[START OF Data in this exercise]
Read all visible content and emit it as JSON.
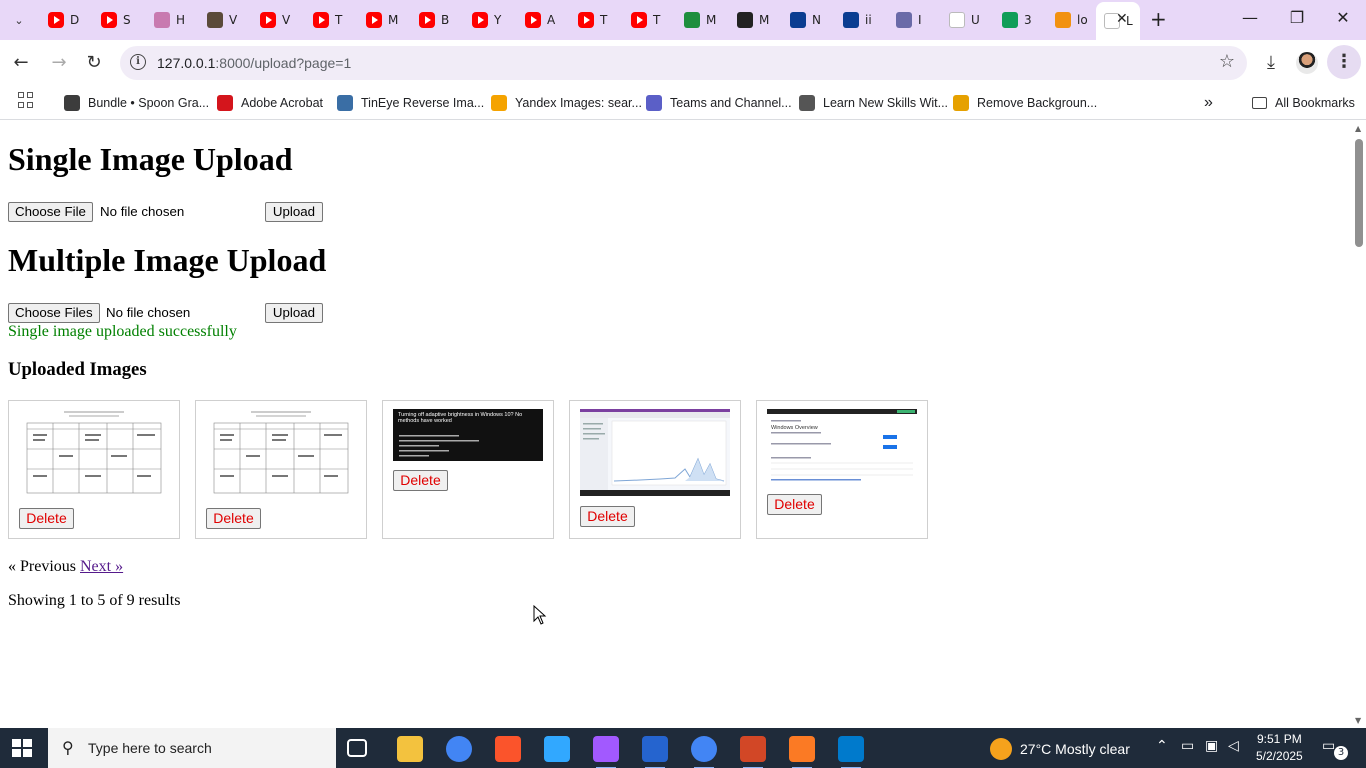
{
  "browser": {
    "tabs": [
      {
        "label": "D",
        "icon": "youtube-icon"
      },
      {
        "label": "S",
        "icon": "youtube-icon"
      },
      {
        "label": "H",
        "icon": "puzzle-icon"
      },
      {
        "label": "V",
        "icon": "photo-icon"
      },
      {
        "label": "V",
        "icon": "youtube-icon"
      },
      {
        "label": "T",
        "icon": "youtube-icon"
      },
      {
        "label": "M",
        "icon": "youtube-icon"
      },
      {
        "label": "B",
        "icon": "youtube-icon"
      },
      {
        "label": "Y",
        "icon": "youtube-icon"
      },
      {
        "label": "A",
        "icon": "youtube-icon"
      },
      {
        "label": "T",
        "icon": "youtube-icon"
      },
      {
        "label": "T",
        "icon": "youtube-icon"
      },
      {
        "label": "M",
        "icon": "classroom-icon"
      },
      {
        "label": "M",
        "icon": "openai-icon"
      },
      {
        "label": "N",
        "icon": "nasa-icon"
      },
      {
        "label": "ii",
        "icon": "nasa-icon"
      },
      {
        "label": "I",
        "icon": "globe-icon"
      },
      {
        "label": "U",
        "icon": "google-icon"
      },
      {
        "label": "3",
        "icon": "sheets-icon"
      },
      {
        "label": "lo",
        "icon": "pma-icon"
      },
      {
        "label": "L",
        "icon": "page-icon",
        "active": true
      }
    ],
    "url_host": "127.0.0.1",
    "url_rest": ":8000/upload?page=1",
    "bookmarks": [
      {
        "label": "Bundle • Spoon Gra...",
        "color": "#3c3c3c"
      },
      {
        "label": "Adobe Acrobat",
        "color": "#d4151c"
      },
      {
        "label": "TinEye Reverse Ima...",
        "color": "#3a6ea5"
      },
      {
        "label": "Yandex Images: sear...",
        "color": "#f5a300"
      },
      {
        "label": "Teams and Channel...",
        "color": "#5b5fc7"
      },
      {
        "label": "Learn New Skills Wit...",
        "color": "#555555"
      },
      {
        "label": "Remove Backgroun...",
        "color": "#e6a100"
      }
    ],
    "all_bookmarks": "All Bookmarks"
  },
  "page": {
    "single_title": "Single Image Upload",
    "single_choose": "Choose File",
    "single_no_file": "No file chosen",
    "single_upload": "Upload",
    "multi_title": "Multiple Image Upload",
    "multi_choose": "Choose Files",
    "multi_no_file": "No file chosen",
    "multi_upload": "Upload",
    "success_message": "Single image uploaded successfully",
    "uploaded_title": "Uploaded Images",
    "images": [
      {
        "kind": "timetable",
        "delete_label": "Delete"
      },
      {
        "kind": "timetable",
        "delete_label": "Delete"
      },
      {
        "kind": "dark-article",
        "delete_label": "Delete",
        "caption": "Turning off adaptive brightness in Windows 10? No methods have worked"
      },
      {
        "kind": "chart-screenshot",
        "delete_label": "Delete"
      },
      {
        "kind": "dashboard",
        "delete_label": "Delete",
        "caption": "Windows Overview"
      }
    ],
    "pager_prev": "« Previous",
    "pager_next": "Next »",
    "results_text": "Showing 1 to 5 of 9 results"
  },
  "taskbar": {
    "search_placeholder": "Type here to search",
    "weather": "27°C  Mostly clear",
    "time": "9:51 PM",
    "date": "5/2/2025",
    "notification_count": "3",
    "apps": [
      {
        "name": "task-view",
        "color": "#ffffff"
      },
      {
        "name": "file-explorer",
        "color": "#f3c23e"
      },
      {
        "name": "chrome",
        "color": "#4285f4"
      },
      {
        "name": "brave",
        "color": "#fb542b"
      },
      {
        "name": "photoshop",
        "color": "#31a8ff"
      },
      {
        "name": "figma",
        "color": "#a259ff"
      },
      {
        "name": "todo",
        "color": "#2564cf"
      },
      {
        "name": "chrome-profile",
        "color": "#4285f4"
      },
      {
        "name": "powerpoint",
        "color": "#d24726"
      },
      {
        "name": "xampp",
        "color": "#fb7a24"
      },
      {
        "name": "vscode",
        "color": "#007acc"
      }
    ]
  }
}
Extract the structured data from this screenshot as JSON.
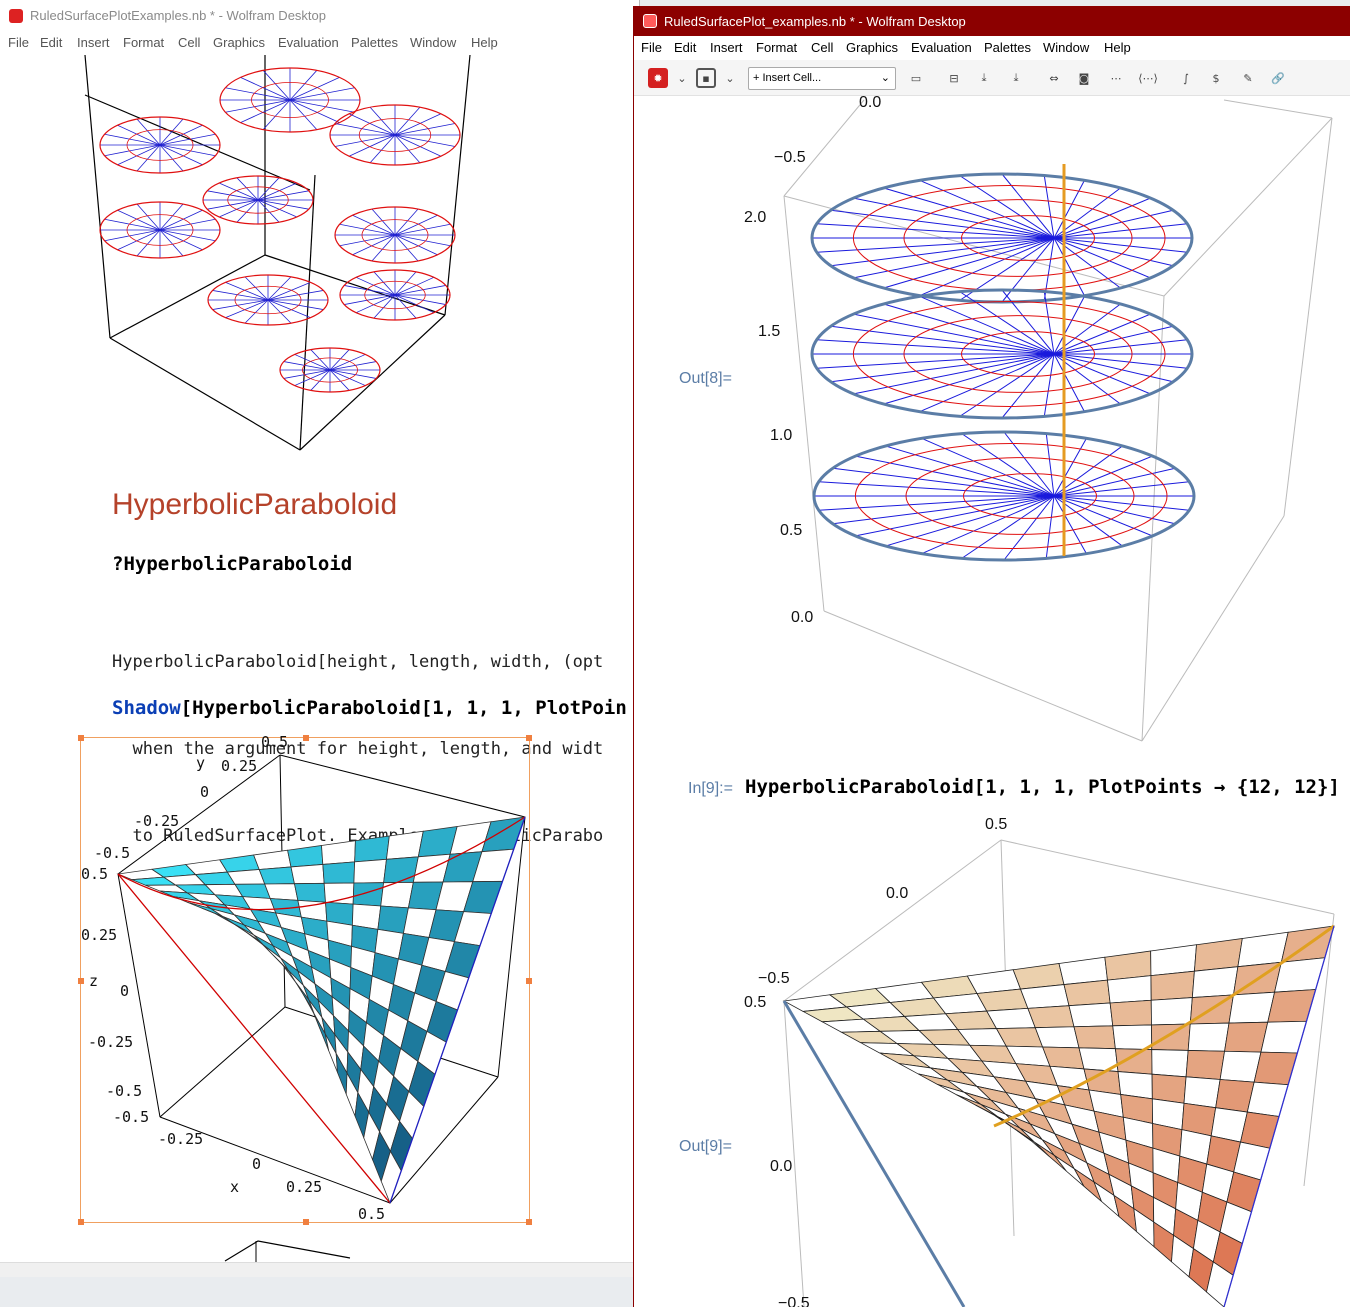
{
  "left_window": {
    "title": "RuledSurfacePlotExamples.nb * - Wolfram Desktop",
    "menu": [
      "File",
      "Edit",
      "Insert",
      "Format",
      "Cell",
      "Graphics",
      "Evaluation",
      "Palettes",
      "Window",
      "Help"
    ],
    "section_title": "HyperbolicParaboloid",
    "query_input": "?HyperbolicParaboloid",
    "usage_lines": [
      "HyperbolicParaboloid[height, length, width, (opt",
      "  when the argument for height, length, and widt",
      "  to RuledSurfacePlot. Example: HyperbolicParabo"
    ],
    "shadow_input": {
      "head": "Shadow",
      "rest": "[HyperbolicParaboloid[1, 1, 1, PlotPoin"
    },
    "shadow_plot": {
      "y_axis": {
        "label": "y",
        "ticks": [
          "0.5",
          "0.25",
          "0",
          "-0.25",
          "-0.5"
        ]
      },
      "z_axis": {
        "label": "z",
        "ticks": [
          "0.5",
          "0.25",
          "0",
          "-0.25",
          "-0.5"
        ]
      },
      "x_axis": {
        "label": "x",
        "ticks": [
          "-0.5",
          "-0.25",
          "0",
          "0.25",
          "0.5"
        ]
      }
    }
  },
  "right_window": {
    "title": "RuledSurfacePlot_examples.nb * - Wolfram Desktop",
    "menu": [
      "File",
      "Edit",
      "Insert",
      "Format",
      "Cell",
      "Graphics",
      "Evaluation",
      "Palettes",
      "Window",
      "Help"
    ],
    "toolbar": {
      "insert_cell": "+ Insert Cell..."
    },
    "out8_label": "Out[8]=",
    "helix_plot": {
      "ticks": [
        "0.0",
        "−0.5",
        "2.0",
        "1.5",
        "1.0",
        "0.5",
        "0.0"
      ]
    },
    "in9_label": "In[9]:=",
    "in9_code": "HyperbolicParaboloid[1, 1, 1, PlotPoints → {12, 12}]",
    "out9_label": "Out[9]=",
    "paraboloid_plot": {
      "ticks": [
        "0.5",
        "0.0",
        "−0.5",
        "0.5",
        "0.0",
        "−0.5"
      ]
    }
  },
  "colors": {
    "right_titlebar": "#8c0000",
    "section_title": "#b5422a",
    "cell_label": "#5b7da6",
    "keyword_blue": "#0b3fb5"
  }
}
[END OF Data in this exercise]
◆ Task details ◆
Give back each entry exactly as it appears, with no pictures.

◆ Task solution ◆
Read all visible content and emit it as JSON.
{
  "browser": {
    "tabs": [
      {
        "label": "D",
        "icon": "youtube-icon"
      },
      {
        "label": "S",
        "icon": "youtube-icon"
      },
      {
        "label": "H",
        "icon": "puzzle-icon"
      },
      {
        "label": "V",
        "icon": "photo-icon"
      },
      {
        "label": "V",
        "icon": "youtube-icon"
      },
      {
        "label": "T",
        "icon": "youtube-icon"
      },
      {
        "label": "M",
        "icon": "youtube-icon"
      },
      {
        "label": "B",
        "icon": "youtube-icon"
      },
      {
        "label": "Y",
        "icon": "youtube-icon"
      },
      {
        "label": "A",
        "icon": "youtube-icon"
      },
      {
        "label": "T",
        "icon": "youtube-icon"
      },
      {
        "label": "T",
        "icon": "youtube-icon"
      },
      {
        "label": "M",
        "icon": "classroom-icon"
      },
      {
        "label": "M",
        "icon": "openai-icon"
      },
      {
        "label": "N",
        "icon": "nasa-icon"
      },
      {
        "label": "ii",
        "icon": "nasa-icon"
      },
      {
        "label": "I",
        "icon": "globe-icon"
      },
      {
        "label": "U",
        "icon": "google-icon"
      },
      {
        "label": "3",
        "icon": "sheets-icon"
      },
      {
        "label": "lo",
        "icon": "pma-icon"
      },
      {
        "label": "L",
        "icon": "page-icon",
        "active": true
      }
    ],
    "url_host": "127.0.0.1",
    "url_rest": ":8000/upload?page=1",
    "bookmarks": [
      {
        "label": "Bundle • Spoon Gra...",
        "color": "#3c3c3c"
      },
      {
        "label": "Adobe Acrobat",
        "color": "#d4151c"
      },
      {
        "label": "TinEye Reverse Ima...",
        "color": "#3a6ea5"
      },
      {
        "label": "Yandex Images: sear...",
        "color": "#f5a300"
      },
      {
        "label": "Teams and Channel...",
        "color": "#5b5fc7"
      },
      {
        "label": "Learn New Skills Wit...",
        "color": "#555555"
      },
      {
        "label": "Remove Backgroun...",
        "color": "#e6a100"
      }
    ],
    "all_bookmarks": "All Bookmarks"
  },
  "page": {
    "single_title": "Single Image Upload",
    "single_choose": "Choose File",
    "single_no_file": "No file chosen",
    "single_upload": "Upload",
    "multi_title": "Multiple Image Upload",
    "multi_choose": "Choose Files",
    "multi_no_file": "No file chosen",
    "multi_upload": "Upload",
    "success_message": "Single image uploaded successfully",
    "uploaded_title": "Uploaded Images",
    "images": [
      {
        "kind": "timetable",
        "delete_label": "Delete"
      },
      {
        "kind": "timetable",
        "delete_label": "Delete"
      },
      {
        "kind": "dark-article",
        "delete_label": "Delete",
        "caption": "Turning off adaptive brightness in Windows 10? No methods have worked"
      },
      {
        "kind": "chart-screenshot",
        "delete_label": "Delete"
      },
      {
        "kind": "dashboard",
        "delete_label": "Delete",
        "caption": "Windows Overview"
      }
    ],
    "pager_prev": "« Previous",
    "pager_next": "Next »",
    "results_text": "Showing 1 to 5 of 9 results"
  },
  "taskbar": {
    "search_placeholder": "Type here to search",
    "weather": "27°C  Mostly clear",
    "time": "9:51 PM",
    "date": "5/2/2025",
    "notification_count": "3",
    "apps": [
      {
        "name": "task-view",
        "color": "#ffffff"
      },
      {
        "name": "file-explorer",
        "color": "#f3c23e"
      },
      {
        "name": "chrome",
        "color": "#4285f4"
      },
      {
        "name": "brave",
        "color": "#fb542b"
      },
      {
        "name": "photoshop",
        "color": "#31a8ff"
      },
      {
        "name": "figma",
        "color": "#a259ff"
      },
      {
        "name": "todo",
        "color": "#2564cf"
      },
      {
        "name": "chrome-profile",
        "color": "#4285f4"
      },
      {
        "name": "powerpoint",
        "color": "#d24726"
      },
      {
        "name": "xampp",
        "color": "#fb7a24"
      },
      {
        "name": "vscode",
        "color": "#007acc"
      }
    ]
  }
}
Extract the structured data from this screenshot as JSON.
{
  "left_window": {
    "title": "RuledSurfacePlotExamples.nb * - Wolfram Desktop",
    "menu": [
      "File",
      "Edit",
      "Insert",
      "Format",
      "Cell",
      "Graphics",
      "Evaluation",
      "Palettes",
      "Window",
      "Help"
    ],
    "section_title": "HyperbolicParaboloid",
    "query_input": "?HyperbolicParaboloid",
    "usage_lines": [
      "HyperbolicParaboloid[height, length, width, (opt",
      "  when the argument for height, length, and widt",
      "  to RuledSurfacePlot. Example: HyperbolicParabo"
    ],
    "shadow_input": {
      "head": "Shadow",
      "rest": "[HyperbolicParaboloid[1, 1, 1, PlotPoin"
    },
    "shadow_plot": {
      "y_axis": {
        "label": "y",
        "ticks": [
          "0.5",
          "0.25",
          "0",
          "-0.25",
          "-0.5"
        ]
      },
      "z_axis": {
        "label": "z",
        "ticks": [
          "0.5",
          "0.25",
          "0",
          "-0.25",
          "-0.5"
        ]
      },
      "x_axis": {
        "label": "x",
        "ticks": [
          "-0.5",
          "-0.25",
          "0",
          "0.25",
          "0.5"
        ]
      }
    }
  },
  "right_window": {
    "title": "RuledSurfacePlot_examples.nb * - Wolfram Desktop",
    "menu": [
      "File",
      "Edit",
      "Insert",
      "Format",
      "Cell",
      "Graphics",
      "Evaluation",
      "Palettes",
      "Window",
      "Help"
    ],
    "toolbar": {
      "insert_cell": "+ Insert Cell..."
    },
    "out8_label": "Out[8]=",
    "helix_plot": {
      "ticks": [
        "0.0",
        "−0.5",
        "2.0",
        "1.5",
        "1.0",
        "0.5",
        "0.0"
      ]
    },
    "in9_label": "In[9]:=",
    "in9_code": "HyperbolicParaboloid[1, 1, 1, PlotPoints → {12, 12}]",
    "out9_label": "Out[9]=",
    "paraboloid_plot": {
      "ticks": [
        "0.5",
        "0.0",
        "−0.5",
        "0.5",
        "0.0",
        "−0.5"
      ]
    }
  },
  "colors": {
    "right_titlebar": "#8c0000",
    "section_title": "#b5422a",
    "cell_label": "#5b7da6",
    "keyword_blue": "#0b3fb5"
  }
}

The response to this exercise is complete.